++++ THE DATA ++++

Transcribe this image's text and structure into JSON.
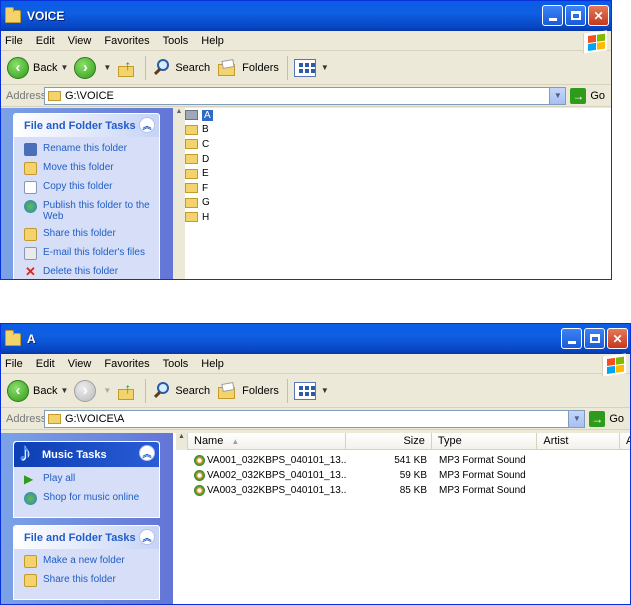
{
  "window1": {
    "title": "VOICE",
    "menu": [
      "File",
      "Edit",
      "View",
      "Favorites",
      "Tools",
      "Help"
    ],
    "toolbar": {
      "back": "Back",
      "search": "Search",
      "folders": "Folders"
    },
    "address_label": "Address",
    "address_value": "G:\\VOICE",
    "go": "Go",
    "task_panel": {
      "title": "File and Folder Tasks",
      "items": [
        {
          "label": "Rename this folder",
          "icon": "rename-icon"
        },
        {
          "label": "Move this folder",
          "icon": "move-icon"
        },
        {
          "label": "Copy this folder",
          "icon": "copy-icon"
        },
        {
          "label": "Publish this folder to the Web",
          "icon": "web-publish-icon"
        },
        {
          "label": "Share this folder",
          "icon": "share-icon"
        },
        {
          "label": "E-mail this folder's files",
          "icon": "email-icon"
        },
        {
          "label": "Delete this folder",
          "icon": "delete-icon"
        }
      ]
    },
    "folders": [
      "A",
      "B",
      "C",
      "D",
      "E",
      "F",
      "G",
      "H"
    ],
    "selected_folder": "A"
  },
  "window2": {
    "title": "A",
    "menu": [
      "File",
      "Edit",
      "View",
      "Favorites",
      "Tools",
      "Help"
    ],
    "toolbar": {
      "back": "Back",
      "search": "Search",
      "folders": "Folders"
    },
    "address_label": "Address",
    "address_value": "G:\\VOICE\\A",
    "go": "Go",
    "music_tasks": {
      "title": "Music Tasks",
      "items": [
        {
          "label": "Play all",
          "icon": "play-icon"
        },
        {
          "label": "Shop for music online",
          "icon": "globe-icon"
        }
      ]
    },
    "file_tasks": {
      "title": "File and Folder Tasks",
      "items": [
        {
          "label": "Make a new folder",
          "icon": "new-folder-icon"
        },
        {
          "label": "Share this folder",
          "icon": "share-icon"
        }
      ]
    },
    "columns": {
      "name": "Name",
      "size": "Size",
      "type": "Type",
      "artist": "Artist",
      "extra": "A"
    },
    "files": [
      {
        "name": "VA001_032KBPS_040101_13...",
        "size": "541 KB",
        "type": "MP3 Format Sound"
      },
      {
        "name": "VA002_032KBPS_040101_13...",
        "size": "59 KB",
        "type": "MP3 Format Sound"
      },
      {
        "name": "VA003_032KBPS_040101_13...",
        "size": "85 KB",
        "type": "MP3 Format Sound"
      }
    ]
  },
  "colors": {
    "titlebar": "#0a5ce6",
    "taskpane": "#7ba2e7",
    "link": "#215dc6",
    "selection": "#316ac5"
  }
}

++++

Quote the data above in full, leaving out the pictures it holds.

SOLUTION BELOW |
Transcribe this image's text and structure into JSON.
{
  "window1": {
    "title": "VOICE",
    "menu": [
      "File",
      "Edit",
      "View",
      "Favorites",
      "Tools",
      "Help"
    ],
    "toolbar": {
      "back": "Back",
      "search": "Search",
      "folders": "Folders"
    },
    "address_label": "Address",
    "address_value": "G:\\VOICE",
    "go": "Go",
    "task_panel": {
      "title": "File and Folder Tasks",
      "items": [
        {
          "label": "Rename this folder",
          "icon": "rename-icon"
        },
        {
          "label": "Move this folder",
          "icon": "move-icon"
        },
        {
          "label": "Copy this folder",
          "icon": "copy-icon"
        },
        {
          "label": "Publish this folder to the Web",
          "icon": "web-publish-icon"
        },
        {
          "label": "Share this folder",
          "icon": "share-icon"
        },
        {
          "label": "E-mail this folder's files",
          "icon": "email-icon"
        },
        {
          "label": "Delete this folder",
          "icon": "delete-icon"
        }
      ]
    },
    "folders": [
      "A",
      "B",
      "C",
      "D",
      "E",
      "F",
      "G",
      "H"
    ],
    "selected_folder": "A"
  },
  "window2": {
    "title": "A",
    "menu": [
      "File",
      "Edit",
      "View",
      "Favorites",
      "Tools",
      "Help"
    ],
    "toolbar": {
      "back": "Back",
      "search": "Search",
      "folders": "Folders"
    },
    "address_label": "Address",
    "address_value": "G:\\VOICE\\A",
    "go": "Go",
    "music_tasks": {
      "title": "Music Tasks",
      "items": [
        {
          "label": "Play all",
          "icon": "play-icon"
        },
        {
          "label": "Shop for music online",
          "icon": "globe-icon"
        }
      ]
    },
    "file_tasks": {
      "title": "File and Folder Tasks",
      "items": [
        {
          "label": "Make a new folder",
          "icon": "new-folder-icon"
        },
        {
          "label": "Share this folder",
          "icon": "share-icon"
        }
      ]
    },
    "columns": {
      "name": "Name",
      "size": "Size",
      "type": "Type",
      "artist": "Artist",
      "extra": "A"
    },
    "files": [
      {
        "name": "VA001_032KBPS_040101_13...",
        "size": "541 KB",
        "type": "MP3 Format Sound"
      },
      {
        "name": "VA002_032KBPS_040101_13...",
        "size": "59 KB",
        "type": "MP3 Format Sound"
      },
      {
        "name": "VA003_032KBPS_040101_13...",
        "size": "85 KB",
        "type": "MP3 Format Sound"
      }
    ]
  },
  "colors": {
    "titlebar": "#0a5ce6",
    "taskpane": "#7ba2e7",
    "link": "#215dc6",
    "selection": "#316ac5"
  }
}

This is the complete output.